ACTIONS TO TAKE
**1)** In the comment thread about breathing, which film does the commenter quote to answer the South Park reference?
**2)** List every person's name or username that the comment thread about breathing mentions.
**3)** Write the next part of the comment thread about breathing, picking up after its final sentence.

TEXT UNDER STUDY
┌──

    To breathe is to gamble all of this- ALL of it- on the fact that the space directly outside your head will continue to contain a precise mixture of gases, at a precise temperature and pressure, and that over the course of a lifetime, the (glorious) machine that turns those gases in to continued life will never fail or be obstructed. You know as well as I do, Mr. Schulman, that these conditions do not and never will hold true for every person at every time, so please don't accuse me of some sort of false choice. To embrace breathing as a necessary part of being a person is to embrace fragility (and, yes, infant death) as some sort of regrettable necessity. Is this not a valid answer to tlcraig's question?

    You seem convinced that the human condition is our only possible source of meaningful experience and positive good. To you, our distance from humanity as it stands in this one moment in time is a measure of loss, that we might as well be chopping off our arms and plucking out our eyes. This is incorrect, and you truly are choosing stasis and loss. Let me see your South Park and raise you Blade Runner:

    "I've seen things you people wouldn't believe. Attack ships on fire off the shoulder of Orion. I watched C-beams glitter in the dark near the Tannhauser gate. All those moments will be lost in time, like tears in rain."

  3. Some of this is good advice for considering how to approach enhancement sensibly, thanks.

    I presume that if people would not choose to get rid of breathing unless they could replace it with a continuous experience equally interesting and fulfilling.

    Can you imagine such a thing?

  4. @Jonathan: If you place the highest value on the abstractions of personhood, experience, and the like, then what are the sorts of things that persons have experiences of and that existing selves do that fulfill no needs, and have no requirements that can ever fail to hold under any conditions? (You paint quite a picture with that "gamble," though. How often does "the space directly outside one's head" spontaneously cease to contain air?)
└──
RECORDS SHOWN
┌──
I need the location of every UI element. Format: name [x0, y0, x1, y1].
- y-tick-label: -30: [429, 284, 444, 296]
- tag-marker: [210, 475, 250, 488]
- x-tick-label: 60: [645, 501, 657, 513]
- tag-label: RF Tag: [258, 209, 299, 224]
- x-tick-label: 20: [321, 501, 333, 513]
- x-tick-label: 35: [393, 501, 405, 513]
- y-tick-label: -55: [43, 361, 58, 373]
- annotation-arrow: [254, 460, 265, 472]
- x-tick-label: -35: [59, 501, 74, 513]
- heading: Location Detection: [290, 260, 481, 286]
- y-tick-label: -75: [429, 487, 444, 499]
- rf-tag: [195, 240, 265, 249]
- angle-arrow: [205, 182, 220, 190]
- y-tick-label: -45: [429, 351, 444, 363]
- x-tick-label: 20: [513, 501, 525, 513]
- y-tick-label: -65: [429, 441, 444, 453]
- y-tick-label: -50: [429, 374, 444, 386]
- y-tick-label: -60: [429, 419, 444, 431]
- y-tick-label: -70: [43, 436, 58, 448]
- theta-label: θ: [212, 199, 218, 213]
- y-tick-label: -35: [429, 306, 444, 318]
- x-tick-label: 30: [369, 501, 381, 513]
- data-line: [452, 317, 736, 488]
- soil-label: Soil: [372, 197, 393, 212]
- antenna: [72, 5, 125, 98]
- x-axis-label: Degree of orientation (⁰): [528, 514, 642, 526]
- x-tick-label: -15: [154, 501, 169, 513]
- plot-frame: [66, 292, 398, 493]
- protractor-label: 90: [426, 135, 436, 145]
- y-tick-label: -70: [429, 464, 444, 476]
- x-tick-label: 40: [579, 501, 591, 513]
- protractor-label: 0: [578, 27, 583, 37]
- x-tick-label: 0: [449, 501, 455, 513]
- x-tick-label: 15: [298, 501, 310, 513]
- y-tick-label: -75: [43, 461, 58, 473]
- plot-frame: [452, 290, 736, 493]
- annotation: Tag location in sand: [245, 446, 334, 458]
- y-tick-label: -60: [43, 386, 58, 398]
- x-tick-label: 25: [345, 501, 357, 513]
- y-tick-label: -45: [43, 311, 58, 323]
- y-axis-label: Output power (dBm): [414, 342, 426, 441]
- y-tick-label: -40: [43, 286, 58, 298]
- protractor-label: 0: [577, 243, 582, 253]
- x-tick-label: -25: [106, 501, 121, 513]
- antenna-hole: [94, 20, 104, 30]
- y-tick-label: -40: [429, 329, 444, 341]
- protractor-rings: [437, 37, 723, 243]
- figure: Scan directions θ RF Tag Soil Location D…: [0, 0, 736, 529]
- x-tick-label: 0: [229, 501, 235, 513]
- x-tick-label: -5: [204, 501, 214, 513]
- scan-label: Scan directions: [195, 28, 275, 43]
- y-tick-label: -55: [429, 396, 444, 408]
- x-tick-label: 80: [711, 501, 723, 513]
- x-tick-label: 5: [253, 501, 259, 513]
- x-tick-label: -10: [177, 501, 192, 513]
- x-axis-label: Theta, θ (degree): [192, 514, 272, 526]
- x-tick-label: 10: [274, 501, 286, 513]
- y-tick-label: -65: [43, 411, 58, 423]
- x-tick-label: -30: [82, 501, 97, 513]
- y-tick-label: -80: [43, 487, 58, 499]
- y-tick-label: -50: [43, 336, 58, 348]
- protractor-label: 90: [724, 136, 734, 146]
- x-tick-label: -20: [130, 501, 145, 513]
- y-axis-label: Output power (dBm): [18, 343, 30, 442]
└──
ANSWERS FOR THE EXERCISE
**1)** Blade Runner.

**2)** Mr. Schulman, tlcraig, Jonathan

**3)**
    @Michael: What would it take for an experience to be as "interesting and fulfilling," in at least the same ways, as breathing?

  5. Ari, it would take a lot of investigation, theory, and experimentation to find out. That's part of the excitement. It needn't be the exact same -- f it were, why bother in the first place? People will be looking for new experiences, though.

  6. There are plenty of things that leap to mind- artistic endeavor, the pursuit of mutually fulfilling relationships, interpersonal competition, the acquisition of new experience and knowledge...

    These things depend on certain factors- I can succeed or fail at them. But if the art doesn't work out, I can always try again, or try something else. If I fail to respirate, that's not so- why accept a finite gain for the ultimate risk?

    (You seem to be implying that risks such as choking and carbon monoxide poisoning simply don't exist? I don't know how to respond to that.)

  7. I get the feeling that Prof. Singer is being attacked for other reasons than his thoughtful review of Benatar's book.

    While it is tempting to reject Benatar's thesis reflexively as morbid and misanthropic, as a father of two I too have my doubts about whether my children should thank or curse me. After all, for the joy of today's toddler (and it is hardly all joy) learning to live, there will be grief aplenty tomorrow, and my little boy will one day (when I am gone, I selfishly hope) have to face his own mortality, alone.

    Singer, for his part, after giving Benatar his due consideration, concludes that he does not agree: "In my judgment, for most people, life is worth living." What loathing of human existence is apparent in that? What more could you ask for? That we not think at all about such questions?

  8. I don't think it's a coincidence that most people who promote the deranged idea that we should enjoy having our souls trapped in these meat cages belong to the sex which does not menstruate.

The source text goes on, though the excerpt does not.